* **AIM**: Output the material beneath this task exactly, images excluded.

[Stored data entries]
════════════════

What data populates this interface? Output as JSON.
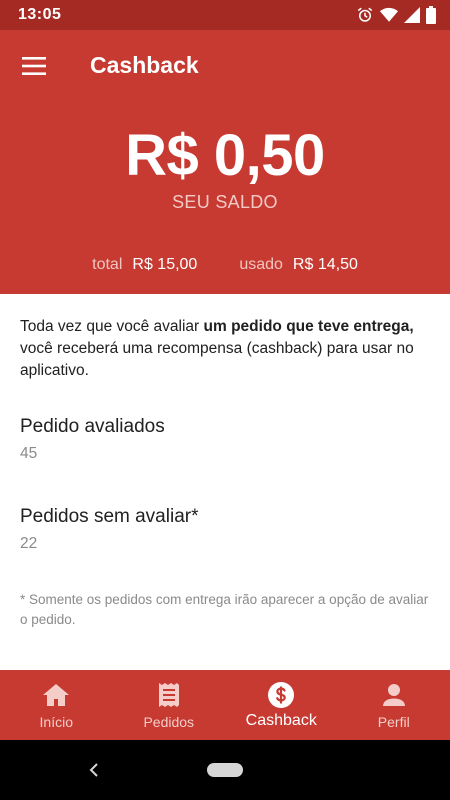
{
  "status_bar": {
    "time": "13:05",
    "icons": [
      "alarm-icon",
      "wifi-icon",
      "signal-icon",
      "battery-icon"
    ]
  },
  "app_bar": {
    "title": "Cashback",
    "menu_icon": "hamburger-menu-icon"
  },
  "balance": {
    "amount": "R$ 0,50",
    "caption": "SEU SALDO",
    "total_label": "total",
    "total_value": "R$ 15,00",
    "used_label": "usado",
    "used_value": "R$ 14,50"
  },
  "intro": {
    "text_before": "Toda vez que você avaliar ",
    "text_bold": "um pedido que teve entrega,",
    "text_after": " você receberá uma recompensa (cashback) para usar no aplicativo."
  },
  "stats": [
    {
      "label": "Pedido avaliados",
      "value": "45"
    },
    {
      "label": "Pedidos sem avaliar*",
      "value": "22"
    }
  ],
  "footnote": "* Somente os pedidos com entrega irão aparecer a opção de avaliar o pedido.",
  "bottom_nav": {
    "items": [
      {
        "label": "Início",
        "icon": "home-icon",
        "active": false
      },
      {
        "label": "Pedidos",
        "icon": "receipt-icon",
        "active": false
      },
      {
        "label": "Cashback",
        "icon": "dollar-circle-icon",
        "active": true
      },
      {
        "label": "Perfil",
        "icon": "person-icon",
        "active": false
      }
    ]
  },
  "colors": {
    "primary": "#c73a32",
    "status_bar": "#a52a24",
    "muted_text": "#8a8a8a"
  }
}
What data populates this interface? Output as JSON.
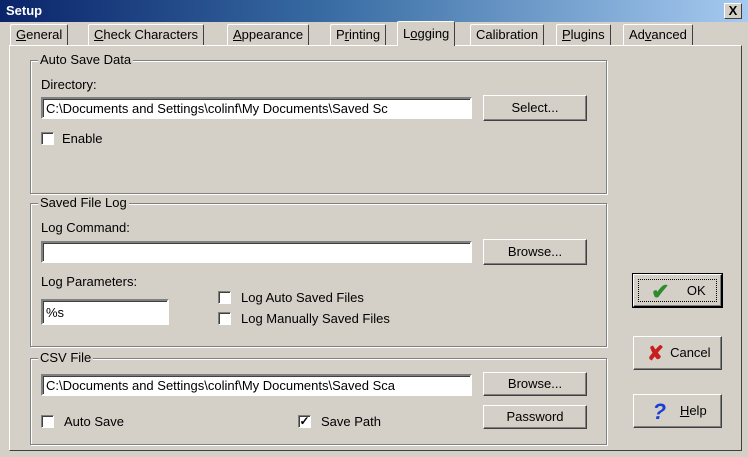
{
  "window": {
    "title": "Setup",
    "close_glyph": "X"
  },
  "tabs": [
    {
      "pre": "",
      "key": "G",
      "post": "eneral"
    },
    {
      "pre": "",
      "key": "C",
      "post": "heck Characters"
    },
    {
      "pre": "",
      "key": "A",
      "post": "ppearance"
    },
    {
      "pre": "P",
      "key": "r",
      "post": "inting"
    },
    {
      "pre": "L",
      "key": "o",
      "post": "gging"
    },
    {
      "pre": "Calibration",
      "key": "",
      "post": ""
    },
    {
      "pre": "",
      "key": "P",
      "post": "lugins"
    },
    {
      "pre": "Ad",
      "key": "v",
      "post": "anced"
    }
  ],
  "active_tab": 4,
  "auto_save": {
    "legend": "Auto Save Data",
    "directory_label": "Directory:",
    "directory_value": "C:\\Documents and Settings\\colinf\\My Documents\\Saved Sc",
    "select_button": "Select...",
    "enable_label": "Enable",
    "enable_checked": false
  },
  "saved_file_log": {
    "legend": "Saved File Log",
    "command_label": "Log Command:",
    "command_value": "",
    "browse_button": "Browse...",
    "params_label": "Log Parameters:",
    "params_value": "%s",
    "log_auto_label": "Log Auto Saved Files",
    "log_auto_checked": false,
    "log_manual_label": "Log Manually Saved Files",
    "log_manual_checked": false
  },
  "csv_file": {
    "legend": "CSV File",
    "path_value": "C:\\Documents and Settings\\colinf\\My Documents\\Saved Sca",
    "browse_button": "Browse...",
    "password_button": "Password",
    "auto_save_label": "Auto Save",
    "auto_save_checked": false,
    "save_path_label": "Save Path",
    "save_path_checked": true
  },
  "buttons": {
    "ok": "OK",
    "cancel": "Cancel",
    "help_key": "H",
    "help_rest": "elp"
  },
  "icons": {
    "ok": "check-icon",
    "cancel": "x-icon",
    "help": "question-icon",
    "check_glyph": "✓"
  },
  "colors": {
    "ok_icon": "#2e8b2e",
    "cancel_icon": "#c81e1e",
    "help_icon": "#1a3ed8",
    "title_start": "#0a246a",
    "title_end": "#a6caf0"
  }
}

════════════════

* **OUTPUT FOR THIS TASK**:
What data populates this interface? Output as JSON.
{
  "status_bar": {
    "time": "13:05",
    "icons": [
      "alarm-icon",
      "wifi-icon",
      "signal-icon",
      "battery-icon"
    ]
  },
  "app_bar": {
    "title": "Cashback",
    "menu_icon": "hamburger-menu-icon"
  },
  "balance": {
    "amount": "R$ 0,50",
    "caption": "SEU SALDO",
    "total_label": "total",
    "total_value": "R$ 15,00",
    "used_label": "usado",
    "used_value": "R$ 14,50"
  },
  "intro": {
    "text_before": "Toda vez que você avaliar ",
    "text_bold": "um pedido que teve entrega,",
    "text_after": " você receberá uma recompensa (cashback) para usar no aplicativo."
  },
  "stats": [
    {
      "label": "Pedido avaliados",
      "value": "45"
    },
    {
      "label": "Pedidos sem avaliar*",
      "value": "22"
    }
  ],
  "footnote": "* Somente os pedidos com entrega irão aparecer a opção de avaliar o pedido.",
  "bottom_nav": {
    "items": [
      {
        "label": "Início",
        "icon": "home-icon",
        "active": false
      },
      {
        "label": "Pedidos",
        "icon": "receipt-icon",
        "active": false
      },
      {
        "label": "Cashback",
        "icon": "dollar-circle-icon",
        "active": true
      },
      {
        "label": "Perfil",
        "icon": "person-icon",
        "active": false
      }
    ]
  },
  "colors": {
    "primary": "#c73a32",
    "status_bar": "#a52a24",
    "muted_text": "#8a8a8a"
  }
}
What data populates this interface? Output as JSON.
{
  "window": {
    "title": "Setup",
    "close_glyph": "X"
  },
  "tabs": [
    {
      "pre": "",
      "key": "G",
      "post": "eneral"
    },
    {
      "pre": "",
      "key": "C",
      "post": "heck Characters"
    },
    {
      "pre": "",
      "key": "A",
      "post": "ppearance"
    },
    {
      "pre": "P",
      "key": "r",
      "post": "inting"
    },
    {
      "pre": "L",
      "key": "o",
      "post": "gging"
    },
    {
      "pre": "Calibration",
      "key": "",
      "post": ""
    },
    {
      "pre": "",
      "key": "P",
      "post": "lugins"
    },
    {
      "pre": "Ad",
      "key": "v",
      "post": "anced"
    }
  ],
  "active_tab": 4,
  "auto_save": {
    "legend": "Auto Save Data",
    "directory_label": "Directory:",
    "directory_value": "C:\\Documents and Settings\\colinf\\My Documents\\Saved Sc",
    "select_button": "Select...",
    "enable_label": "Enable",
    "enable_checked": false
  },
  "saved_file_log": {
    "legend": "Saved File Log",
    "command_label": "Log Command:",
    "command_value": "",
    "browse_button": "Browse...",
    "params_label": "Log Parameters:",
    "params_value": "%s",
    "log_auto_label": "Log Auto Saved Files",
    "log_auto_checked": false,
    "log_manual_label": "Log Manually Saved Files",
    "log_manual_checked": false
  },
  "csv_file": {
    "legend": "CSV File",
    "path_value": "C:\\Documents and Settings\\colinf\\My Documents\\Saved Sca",
    "browse_button": "Browse...",
    "password_button": "Password",
    "auto_save_label": "Auto Save",
    "auto_save_checked": false,
    "save_path_label": "Save Path",
    "save_path_checked": true
  },
  "buttons": {
    "ok": "OK",
    "cancel": "Cancel",
    "help_key": "H",
    "help_rest": "elp"
  },
  "icons": {
    "ok": "check-icon",
    "cancel": "x-icon",
    "help": "question-icon",
    "check_glyph": "✓"
  },
  "colors": {
    "ok_icon": "#2e8b2e",
    "cancel_icon": "#c81e1e",
    "help_icon": "#1a3ed8",
    "title_start": "#0a246a",
    "title_end": "#a6caf0"
  }
}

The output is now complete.